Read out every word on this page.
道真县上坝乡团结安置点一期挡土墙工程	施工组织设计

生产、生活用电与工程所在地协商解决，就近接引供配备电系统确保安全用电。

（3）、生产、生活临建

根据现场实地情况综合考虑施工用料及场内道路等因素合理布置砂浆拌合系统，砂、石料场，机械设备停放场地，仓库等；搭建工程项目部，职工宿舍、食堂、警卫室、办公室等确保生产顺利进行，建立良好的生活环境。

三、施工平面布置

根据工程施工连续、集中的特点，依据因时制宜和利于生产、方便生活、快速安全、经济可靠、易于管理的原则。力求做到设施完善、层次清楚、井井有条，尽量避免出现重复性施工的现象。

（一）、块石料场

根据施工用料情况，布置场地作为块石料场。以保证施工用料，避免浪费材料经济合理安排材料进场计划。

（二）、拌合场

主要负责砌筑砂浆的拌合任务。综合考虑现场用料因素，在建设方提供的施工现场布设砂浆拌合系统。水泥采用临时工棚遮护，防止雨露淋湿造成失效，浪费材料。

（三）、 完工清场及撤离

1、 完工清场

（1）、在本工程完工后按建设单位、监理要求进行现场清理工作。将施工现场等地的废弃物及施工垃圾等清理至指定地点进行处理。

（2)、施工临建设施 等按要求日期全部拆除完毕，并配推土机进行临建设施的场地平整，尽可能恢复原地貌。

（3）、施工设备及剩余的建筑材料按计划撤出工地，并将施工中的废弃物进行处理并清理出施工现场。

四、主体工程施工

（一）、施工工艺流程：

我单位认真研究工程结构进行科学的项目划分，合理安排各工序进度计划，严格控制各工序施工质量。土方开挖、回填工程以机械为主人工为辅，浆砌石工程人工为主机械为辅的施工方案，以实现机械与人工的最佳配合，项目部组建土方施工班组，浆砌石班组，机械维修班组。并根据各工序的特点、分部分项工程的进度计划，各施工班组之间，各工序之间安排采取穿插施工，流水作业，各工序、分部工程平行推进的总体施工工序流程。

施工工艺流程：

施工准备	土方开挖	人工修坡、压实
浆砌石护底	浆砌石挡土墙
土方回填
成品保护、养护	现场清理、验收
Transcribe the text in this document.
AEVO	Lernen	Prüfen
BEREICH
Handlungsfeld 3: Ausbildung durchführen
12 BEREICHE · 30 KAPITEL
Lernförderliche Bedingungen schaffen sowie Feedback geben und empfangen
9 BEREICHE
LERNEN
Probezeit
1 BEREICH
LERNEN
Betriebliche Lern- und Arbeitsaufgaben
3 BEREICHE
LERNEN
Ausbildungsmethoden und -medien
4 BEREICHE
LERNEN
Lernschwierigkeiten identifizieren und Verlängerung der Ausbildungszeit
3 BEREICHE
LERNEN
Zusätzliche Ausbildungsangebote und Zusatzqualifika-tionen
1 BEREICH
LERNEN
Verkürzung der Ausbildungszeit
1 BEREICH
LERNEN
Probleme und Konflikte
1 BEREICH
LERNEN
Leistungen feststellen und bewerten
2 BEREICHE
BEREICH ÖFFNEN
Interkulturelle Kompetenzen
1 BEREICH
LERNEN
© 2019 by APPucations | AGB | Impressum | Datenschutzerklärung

══════════════════════════════

- _Written problem_: Write out the material from the first line to the last, exactly.

- _Solution_:
Read out every word on this page.
道真县上坝乡团结安置点一期挡土墙工程	施工组织设计

生产、生活用电与工程所在地协商解决，就近接引供配备电系统确保安全用电。

（3）、生产、生活临建

根据现场实地情况综合考虑施工用料及场内道路等因素合理布置砂浆拌合系统，砂、石料场，机械设备停放场地，仓库等；搭建工程项目部，职工宿舍、食堂、警卫室、办公室等确保生产顺利进行，建立良好的生活环境。

三、施工平面布置

根据工程施工连续、集中的特点，依据因时制宜和利于生产、方便生活、快速安全、经济可靠、易于管理的原则。力求做到设施完善、层次清楚、井井有条，尽量避免出现重复性施工的现象。

（一）、块石料场

根据施工用料情况，布置场地作为块石料场。以保证施工用料，避免浪费材料经济合理安排材料进场计划。

（二）、拌合场

主要负责砌筑砂浆的拌合任务。综合考虑现场用料因素，在建设方提供的施工现场布设砂浆拌合系统。水泥采用临时工棚遮护，防止雨露淋湿造成失效，浪费材料。

（三）、 完工清场及撤离

1、 完工清场

（1）、在本工程完工后按建设单位、监理要求进行现场清理工作。将施工现场等地的废弃物及施工垃圾等清理至指定地点进行处理。

（2)、施工临建设施 等按要求日期全部拆除完毕，并配推土机进行临建设施的场地平整，尽可能恢复原地貌。

（3）、施工设备及剩余的建筑材料按计划撤出工地，并将施工中的废弃物进行处理并清理出施工现场。

四、主体工程施工

（一）、施工工艺流程：

我单位认真研究工程结构进行科学的项目划分，合理安排各工序进度计划，严格控制各工序施工质量。土方开挖、回填工程以机械为主人工为辅，浆砌石工程人工为主机械为辅的施工方案，以实现机械与人工的最佳配合，项目部组建土方施工班组，浆砌石班组，机械维修班组。并根据各工序的特点、分部分项工程的进度计划，各施工班组之间，各工序之间安排采取穿插施工，流水作业，各工序、分部工程平行推进的总体施工工序流程。

施工工艺流程：

施工准备	土方开挖	人工修坡、压实
浆砌石护底	浆砌石挡土墙
土方回填
成品保护、养护	现场清理、验收
Transcribe the text in this document.
AEVO	Lernen	Prüfen
BEREICH
Handlungsfeld 3: Ausbildung durchführen
12 BEREICHE · 30 KAPITEL
Lernförderliche Bedingungen schaffen sowie Feedback geben und empfangen
9 BEREICHE
LERNEN
Probezeit
1 BEREICH
LERNEN
Betriebliche Lern- und Arbeitsaufgaben
3 BEREICHE
LERNEN
Ausbildungsmethoden und -medien
4 BEREICHE
LERNEN
Lernschwierigkeiten identifizieren und Verlängerung der Ausbildungszeit
3 BEREICHE
LERNEN
Zusätzliche Ausbildungsangebote und Zusatzqualifika-tionen
1 BEREICH
LERNEN
Verkürzung der Ausbildungszeit
1 BEREICH
LERNEN
Probleme und Konflikte
1 BEREICH
LERNEN
Leistungen feststellen und bewerten
2 BEREICHE
BEREICH ÖFFNEN
Interkulturelle Kompetenzen
1 BEREICH
LERNEN
© 2019 by APPucations | AGB | Impressum | Datenschutzerklärung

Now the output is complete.